Work instruction -> In the dissertation abstract, which watershed in Russia was studied with water sustainability gradient analysis?

Document passage ->
# # # # #

Date of Award


Document type


Access Type

Open Access Dissertation

Degree Name

Doctor of Philosophy (PhD)

Degree Program

Environmental Conservation

First Advisor

Timothy O. Randhir

Second Advisor

John T. Finn

Third Advisor

Todd K. Fuller

Subject Categories

Climate | Hydrology | Other Environmental Sciences | Water Resource Management


Uncertainty in climate change plays a major role in watershed systems. The increase in variability and intensity in temperature and precipitation affects hydrologic cycle in spatial and temporal dimensions. Predicting uncertainty in climate change impacts on watershed systems can help to understand future climate-induced risk on watershed systems and is essential for designing policies for mitigation and adaptation. Modeling the temporal patterns of uncertainties is assessed in the New England region for temperature and precipitation patterns over a long term. The regional uncertainty is modeled using Python scripting and GIS to analyze spatial patterns of climate change uncertainties over space and time. The results show that the regional uncertainty is significant in variation for changes in location and climatic scenarios. Watershed response to climate change under future scenarios is assessed using hydrologic simulation modeling for the Connecticut River watershed. Changes in water budgets are assessed for each of the subbasins using spatial analysis and process modeling using GIS and Soil and Water Assessment tool (SWAT). The results show that climate change uncertainty in precipitation and temperature can lead to uncertainty in both quantity and quality in the watershed system. A spatiotemporal, dynamic model was applied to subbasins within the Chicopee River Watershed to estimate climate change uncertainty impacts at a micro scale. These changes were assessed relative to changes in land use and climatic change. The results show that there is a significant potential for climate change to increase evaporation, watershed runoff and soil erosion rates and this varied with climate change uncertainty. Finally, water sustainability gradient analysis was applied to the Volga River watershed in Russia to assess potential climate change impacts by combining with downscaled Global Circulation Model estimates and spatial assessment. Results show that runoff and evapotranspiration are projected to increase with potential for more localized floods and drought events effecting both water resources and food supply. Overall results show that climate change uncertainty can impact watershed systems and spatial and temporal assessments is important for developing strategies for adaptation to climatic change conditions at local and regional scales.

# # # # #

Supplied entries ->
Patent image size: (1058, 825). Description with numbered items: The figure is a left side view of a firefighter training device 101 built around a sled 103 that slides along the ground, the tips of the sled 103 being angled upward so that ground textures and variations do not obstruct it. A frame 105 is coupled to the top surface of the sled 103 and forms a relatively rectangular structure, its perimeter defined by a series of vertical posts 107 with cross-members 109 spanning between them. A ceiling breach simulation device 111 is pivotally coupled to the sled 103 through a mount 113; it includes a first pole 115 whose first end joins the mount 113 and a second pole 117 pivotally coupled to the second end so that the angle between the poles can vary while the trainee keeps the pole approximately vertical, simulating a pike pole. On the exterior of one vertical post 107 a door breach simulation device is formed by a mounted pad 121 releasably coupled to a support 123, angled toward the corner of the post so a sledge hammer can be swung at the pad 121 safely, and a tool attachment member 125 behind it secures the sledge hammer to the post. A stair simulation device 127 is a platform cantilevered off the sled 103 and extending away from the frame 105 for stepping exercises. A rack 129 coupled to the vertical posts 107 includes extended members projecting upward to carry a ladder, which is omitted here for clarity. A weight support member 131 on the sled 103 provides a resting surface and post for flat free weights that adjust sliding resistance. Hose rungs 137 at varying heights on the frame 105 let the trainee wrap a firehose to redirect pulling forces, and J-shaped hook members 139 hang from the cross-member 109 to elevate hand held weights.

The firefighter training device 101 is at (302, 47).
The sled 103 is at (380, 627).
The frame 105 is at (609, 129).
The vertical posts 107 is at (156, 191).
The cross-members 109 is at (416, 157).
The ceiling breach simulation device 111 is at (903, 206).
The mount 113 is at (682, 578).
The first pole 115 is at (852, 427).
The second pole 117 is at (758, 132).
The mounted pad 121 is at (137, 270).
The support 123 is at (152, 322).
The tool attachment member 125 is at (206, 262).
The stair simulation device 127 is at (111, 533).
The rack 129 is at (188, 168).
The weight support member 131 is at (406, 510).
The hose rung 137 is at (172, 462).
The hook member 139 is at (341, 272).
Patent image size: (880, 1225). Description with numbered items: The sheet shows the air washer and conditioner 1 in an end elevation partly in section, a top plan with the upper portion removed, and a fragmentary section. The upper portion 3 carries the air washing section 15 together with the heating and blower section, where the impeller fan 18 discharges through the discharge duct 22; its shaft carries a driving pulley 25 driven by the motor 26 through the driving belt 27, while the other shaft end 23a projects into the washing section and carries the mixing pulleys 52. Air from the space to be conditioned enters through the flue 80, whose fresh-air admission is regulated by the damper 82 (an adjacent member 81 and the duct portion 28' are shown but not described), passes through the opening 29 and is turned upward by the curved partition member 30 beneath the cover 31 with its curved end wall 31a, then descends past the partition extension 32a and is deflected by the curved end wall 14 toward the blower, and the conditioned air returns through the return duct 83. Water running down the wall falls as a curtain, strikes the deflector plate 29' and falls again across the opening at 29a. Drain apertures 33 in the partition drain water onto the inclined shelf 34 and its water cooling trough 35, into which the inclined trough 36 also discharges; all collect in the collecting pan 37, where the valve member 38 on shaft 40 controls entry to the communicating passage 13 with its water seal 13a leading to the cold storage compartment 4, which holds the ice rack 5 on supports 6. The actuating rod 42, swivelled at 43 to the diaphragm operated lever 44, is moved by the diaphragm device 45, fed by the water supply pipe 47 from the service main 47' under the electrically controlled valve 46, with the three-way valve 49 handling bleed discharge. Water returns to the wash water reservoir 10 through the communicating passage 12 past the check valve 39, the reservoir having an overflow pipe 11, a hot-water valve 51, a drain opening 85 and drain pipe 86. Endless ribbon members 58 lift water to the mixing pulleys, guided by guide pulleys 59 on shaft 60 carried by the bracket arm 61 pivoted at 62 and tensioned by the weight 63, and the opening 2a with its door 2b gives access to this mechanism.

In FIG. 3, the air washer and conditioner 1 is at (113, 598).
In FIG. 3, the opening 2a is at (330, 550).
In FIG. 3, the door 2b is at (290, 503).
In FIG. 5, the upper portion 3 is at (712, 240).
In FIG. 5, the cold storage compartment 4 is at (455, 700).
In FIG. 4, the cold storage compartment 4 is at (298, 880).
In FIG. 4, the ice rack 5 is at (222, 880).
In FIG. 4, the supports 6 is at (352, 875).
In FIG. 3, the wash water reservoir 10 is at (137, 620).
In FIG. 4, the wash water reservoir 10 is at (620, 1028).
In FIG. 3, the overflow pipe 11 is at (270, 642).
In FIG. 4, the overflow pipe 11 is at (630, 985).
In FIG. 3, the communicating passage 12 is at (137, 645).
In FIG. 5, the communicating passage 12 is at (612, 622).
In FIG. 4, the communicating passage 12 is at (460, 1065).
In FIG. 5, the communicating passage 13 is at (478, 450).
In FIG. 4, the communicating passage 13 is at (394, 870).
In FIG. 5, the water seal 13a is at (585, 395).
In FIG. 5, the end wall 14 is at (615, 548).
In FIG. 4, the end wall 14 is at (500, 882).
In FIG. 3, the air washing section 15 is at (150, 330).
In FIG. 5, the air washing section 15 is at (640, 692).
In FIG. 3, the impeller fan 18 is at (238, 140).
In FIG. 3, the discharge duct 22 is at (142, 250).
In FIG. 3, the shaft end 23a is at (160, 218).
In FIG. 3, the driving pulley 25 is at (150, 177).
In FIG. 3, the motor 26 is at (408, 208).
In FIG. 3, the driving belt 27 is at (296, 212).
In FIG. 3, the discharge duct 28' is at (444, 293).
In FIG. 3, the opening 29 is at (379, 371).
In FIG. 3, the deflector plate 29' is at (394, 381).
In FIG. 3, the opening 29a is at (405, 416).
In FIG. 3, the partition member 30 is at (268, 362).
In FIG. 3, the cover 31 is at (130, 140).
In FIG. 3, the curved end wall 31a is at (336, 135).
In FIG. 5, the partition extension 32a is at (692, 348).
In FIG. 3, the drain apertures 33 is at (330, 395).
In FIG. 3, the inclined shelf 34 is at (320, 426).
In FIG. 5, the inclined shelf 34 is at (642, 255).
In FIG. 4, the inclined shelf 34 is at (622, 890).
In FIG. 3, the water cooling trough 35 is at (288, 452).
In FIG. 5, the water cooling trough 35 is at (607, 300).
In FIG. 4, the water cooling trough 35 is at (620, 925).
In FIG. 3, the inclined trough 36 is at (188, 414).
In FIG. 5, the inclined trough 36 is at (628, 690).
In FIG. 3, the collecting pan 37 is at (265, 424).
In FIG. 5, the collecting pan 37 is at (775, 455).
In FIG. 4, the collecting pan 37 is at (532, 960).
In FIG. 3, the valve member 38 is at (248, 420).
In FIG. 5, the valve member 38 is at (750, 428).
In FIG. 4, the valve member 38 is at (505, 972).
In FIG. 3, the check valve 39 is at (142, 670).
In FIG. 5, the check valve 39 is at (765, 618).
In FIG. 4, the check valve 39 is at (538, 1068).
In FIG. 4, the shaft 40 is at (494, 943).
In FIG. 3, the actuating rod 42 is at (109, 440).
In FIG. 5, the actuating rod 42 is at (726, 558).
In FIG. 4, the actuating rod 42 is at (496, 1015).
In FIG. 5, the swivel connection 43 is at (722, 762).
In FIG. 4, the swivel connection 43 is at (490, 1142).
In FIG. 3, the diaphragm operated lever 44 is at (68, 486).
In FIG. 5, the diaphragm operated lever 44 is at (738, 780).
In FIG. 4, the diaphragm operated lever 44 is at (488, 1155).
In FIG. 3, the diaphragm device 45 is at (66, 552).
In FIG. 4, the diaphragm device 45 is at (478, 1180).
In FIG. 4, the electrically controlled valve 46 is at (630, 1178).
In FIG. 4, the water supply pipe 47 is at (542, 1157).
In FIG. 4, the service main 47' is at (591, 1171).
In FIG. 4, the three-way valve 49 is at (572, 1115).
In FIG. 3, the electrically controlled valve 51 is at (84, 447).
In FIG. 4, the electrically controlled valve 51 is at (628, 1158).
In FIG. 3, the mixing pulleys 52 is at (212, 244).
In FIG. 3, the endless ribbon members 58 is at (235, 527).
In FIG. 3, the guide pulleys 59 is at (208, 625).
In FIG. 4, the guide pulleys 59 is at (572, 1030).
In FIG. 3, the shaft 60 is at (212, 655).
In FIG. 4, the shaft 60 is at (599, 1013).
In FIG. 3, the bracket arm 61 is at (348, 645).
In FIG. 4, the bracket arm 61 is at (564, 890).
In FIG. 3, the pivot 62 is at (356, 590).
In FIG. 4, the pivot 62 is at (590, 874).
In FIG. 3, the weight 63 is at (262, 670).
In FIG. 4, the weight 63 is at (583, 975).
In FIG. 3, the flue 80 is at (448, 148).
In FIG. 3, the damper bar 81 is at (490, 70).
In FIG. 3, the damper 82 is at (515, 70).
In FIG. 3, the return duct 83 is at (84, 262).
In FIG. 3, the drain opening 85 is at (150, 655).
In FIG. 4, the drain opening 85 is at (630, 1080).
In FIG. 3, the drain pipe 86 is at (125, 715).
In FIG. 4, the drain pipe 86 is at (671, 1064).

# # # # #

Problem solution -> The Volga River watershed.